### Text excerpt
-- START --
The condition number of $\varepsilon^\dagger$ for this system is about $30$.
This does not sound large compared to the condition numbers you might know
from linear systems.

However, this is sufficient to cause a notable slowdown, which would be even more
pronounced if we did not use Anderson, since we also would need to drastically
reduce the damping (try it!).

**Exercise:** Find the largest eigenvalue in case the Kerker preconditioner is used.
*Hint:* You can construct the operator $P^{-1} \varepsilon^\dagger$ by simply chaining the functions (`Pinv_Kerker ∘ epsilon`). Assuming that the smallest eigenvalue is about $0.8$, what is the condition number now?

If you want, repeat the exercise for `repeat = 6`. You can assume the smallest eigenvalue is still about $0.95$ or $0.8$, respectively. How does the condition number change if you double the system size?

Keeping in mind that the condition number is linked to the convergence speed: Which is setup should be employed to keep the number of required SCF iterations independent of system size.

#### Takeaways:
- For metals the conditioning of the dielectric matrix increases steaply with system size.
- The Kerker preconditioner tames this and makes SCFs on large metallic systems feasible by keeping the condition number of order 1.

## Helium chain

To prove the point that a single preconditioner (like `KerkerMixing`) is not good for all systems,
we now consider an (insulating) chain of Helium atoms:

In [None]:
using DFTK
using LinearAlgebra

function helium_setup(repeat=40; Ecut=7.0, kgrid=[1, 1, 1])
    a = 5
    lattice = diagm(fill(a, 3))
    He = ElementPsp(:He, psp=load_psp("hgh/lda/he-q2"))
    atoms = [He => [[0.0, 0.0, 0.0]]]

    # Make supercell in pymatgen
    mg_struct = pymatgen_structure(lattice, atoms)
    mg_struct.make_supercell([1, 1, repeat])
    lattice = load_lattice(mg_struct)
    atoms = [He => [s.frac_coords for s in mg_struct.sites]];

    # Construct the model
    model = model_LDA(lattice, atoms, temperature=1e-3, symmetries=false)
    PlaneWaveBasis(model; Ecut, kgrid)
end

From running the SCFs using `KerkerMixing` seems like a bad idea:

In [None]:
scfres = self_consistent_field(helium_setup(40); tol=1e-12, mixing=KerkerMixing());

In [None]:
scfres = self_consistent_field(helium_setup(40); tol=1e-12);

**Exercise** This can be confirmed by investigating the eigenvalues. Here are some good settings for you to play on this problem. Find the condition numbers with and without `KerkerMixing` and explain the observations.

In [None]:
using KrylovKit

scfres = self_consistent_field(helium_setup(40); tol=1e-12);
epsilon, Pinv_Kerker = construct_Pinv_epsilon(scfres)

operator = epsilon

λ_large, X_large, info = eigsolve(operator, randn(size(scfres.ρ)), 2, :LM;
                                  tol=1e-3, eager=true, verbosity=2)
@assert info.converged ≥ 2
λ_max = maximum(real.(λ_large))
    
λ_small, X_small, info = eigsolve(operator, randn(size(scfres.ρ)), 2, EigSorter(abs, rev=false);
                                  tol=1e-3, eager=true, verbosity=2)
@assert info.converged ≥ 2
λ_min = minimum(real.(λ_small))

println("Smallest eigenvalue: $(λ_min)")
println("Largest eigenvalue:  $(λ_max)")

In [None]:
@show λ_min
@show λ_max
cond = λ_max / λ_min
@show cond

#### Takeaways:
- For insulating systems the best approach is to not use any mixing.
- **The ideal mixing** strongly depeends on the dielectric properties of system which is studied (metal versus insulator versus semiconductor).
- A more detailed discussion as well as some ideas how to deal with inhomogeneous systems (where both metals and insulators coexist) is given in [a recently published paper](https://doi.org/10.1088/1361-648X/abcbdb).
-- END --
### Provided material
-- START --
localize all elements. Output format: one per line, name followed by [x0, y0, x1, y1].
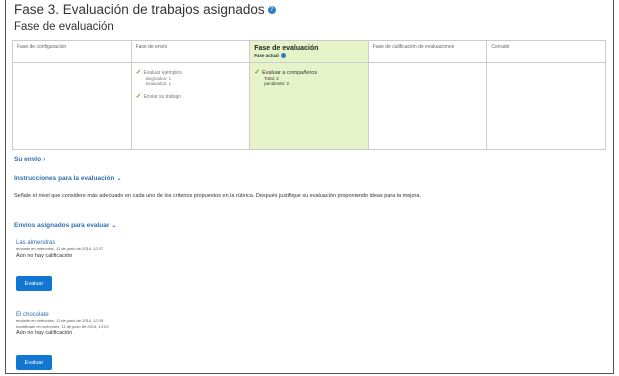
-- END --
-- START --
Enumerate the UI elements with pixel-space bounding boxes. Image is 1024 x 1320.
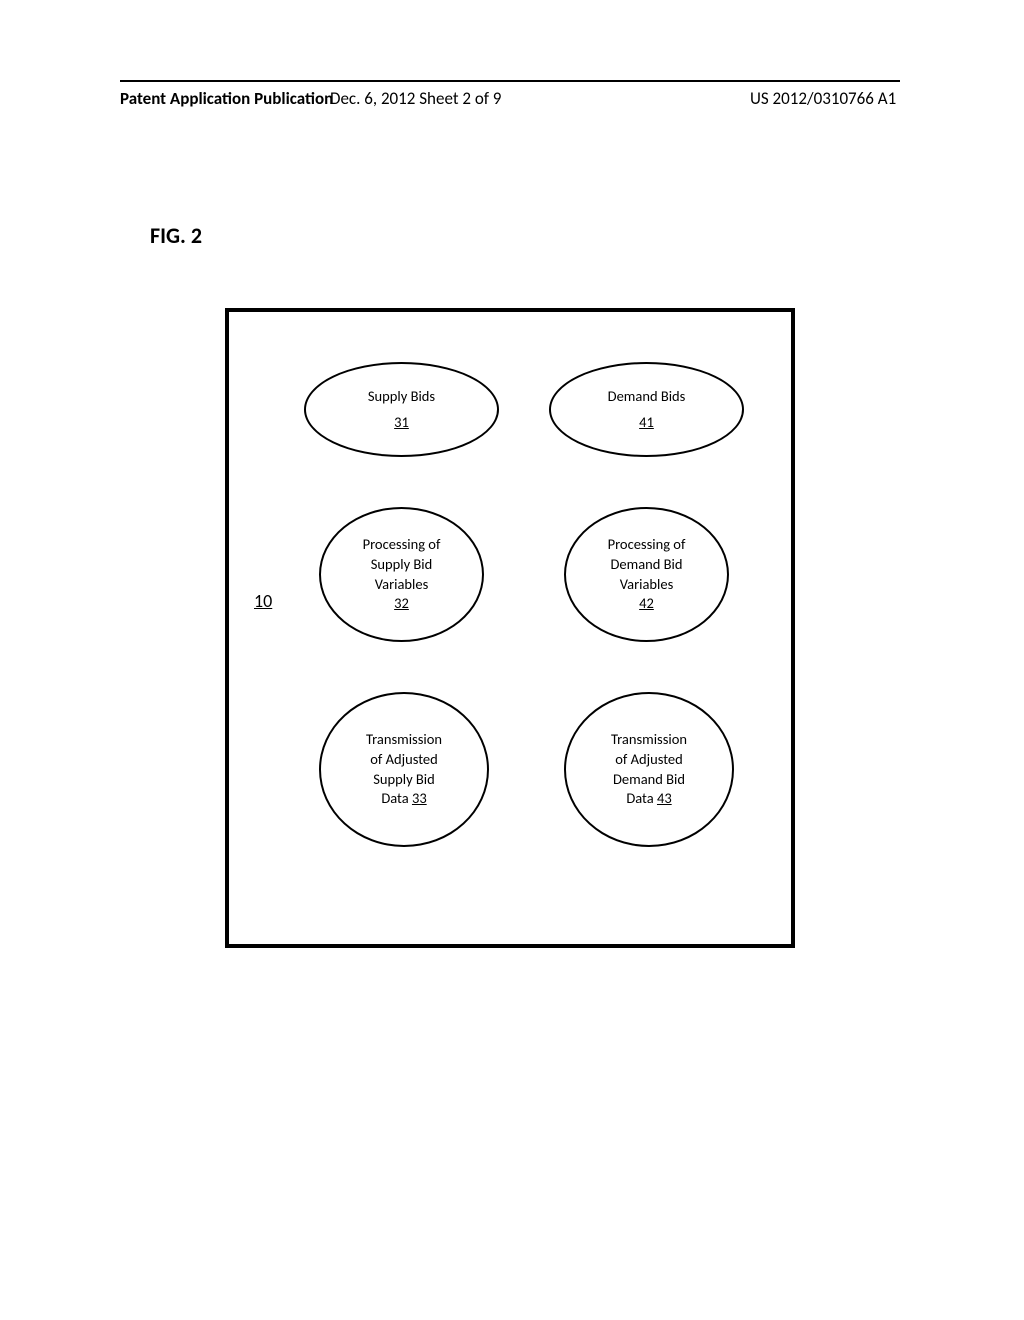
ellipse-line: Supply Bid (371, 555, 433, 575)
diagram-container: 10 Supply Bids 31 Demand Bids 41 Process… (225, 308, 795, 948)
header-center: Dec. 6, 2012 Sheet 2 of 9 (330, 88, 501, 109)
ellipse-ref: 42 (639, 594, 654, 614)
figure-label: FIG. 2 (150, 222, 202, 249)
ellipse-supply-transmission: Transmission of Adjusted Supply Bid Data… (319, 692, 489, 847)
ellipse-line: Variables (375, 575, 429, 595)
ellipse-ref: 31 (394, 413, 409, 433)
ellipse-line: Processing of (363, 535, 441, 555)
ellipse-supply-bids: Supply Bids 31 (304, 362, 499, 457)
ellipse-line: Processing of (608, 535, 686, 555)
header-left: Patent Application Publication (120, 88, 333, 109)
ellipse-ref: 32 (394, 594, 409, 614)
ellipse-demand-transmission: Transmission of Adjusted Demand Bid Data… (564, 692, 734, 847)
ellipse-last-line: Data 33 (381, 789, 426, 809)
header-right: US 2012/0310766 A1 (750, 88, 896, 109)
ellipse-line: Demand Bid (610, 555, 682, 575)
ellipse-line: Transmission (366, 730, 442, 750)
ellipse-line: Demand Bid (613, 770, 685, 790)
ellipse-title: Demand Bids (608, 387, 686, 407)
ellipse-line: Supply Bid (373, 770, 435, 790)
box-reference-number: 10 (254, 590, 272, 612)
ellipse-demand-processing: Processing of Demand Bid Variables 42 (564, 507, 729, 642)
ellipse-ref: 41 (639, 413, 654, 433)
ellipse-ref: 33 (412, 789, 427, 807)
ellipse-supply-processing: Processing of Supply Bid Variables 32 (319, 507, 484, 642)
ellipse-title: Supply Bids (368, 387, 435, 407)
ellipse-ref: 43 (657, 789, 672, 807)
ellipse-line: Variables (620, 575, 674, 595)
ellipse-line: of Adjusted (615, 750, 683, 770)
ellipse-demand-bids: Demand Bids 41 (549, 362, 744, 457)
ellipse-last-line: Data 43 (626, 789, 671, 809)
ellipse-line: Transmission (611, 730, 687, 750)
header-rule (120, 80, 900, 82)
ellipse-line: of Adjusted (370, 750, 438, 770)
-- END --
### Requirement 1
In the text on SCF preconditioning, why does the Kerker preconditioner make SCFs on large metallic systems feasible?
### Requirement 2
Transcribe the part of the listing from the line containing "Enumerate the UI" through the line containing "ellipse-line: Processing of (363, 535, 441, 555)", leaving out the pictures.
The text and the listing have no connection to each other.

### Right answer 1
For metals, the conditioning of the dielectric matrix gets steeply worse as the system grows. The Kerker preconditioner counters this by keeping the condition number of order 1.

### Right answer 2
Enumerate the UI elements with pixel-space bounding boxes. Image is 1024 x 1320.
ellipse-line: Supply Bid (371, 555, 433, 575)
diagram-container: 10 Supply Bids 31 Demand Bids 41 Process… (225, 308, 795, 948)
header-center: Dec. 6, 2012 Sheet 2 of 9 (330, 88, 501, 109)
ellipse-ref: 42 (639, 594, 654, 614)
figure-label: FIG. 2 (150, 222, 202, 249)
ellipse-supply-transmission: Transmission of Adjusted Supply Bid Data… (319, 692, 489, 847)
ellipse-line: Variables (375, 575, 429, 595)
ellipse-ref: 31 (394, 413, 409, 433)
ellipse-line: Processing of (363, 535, 441, 555)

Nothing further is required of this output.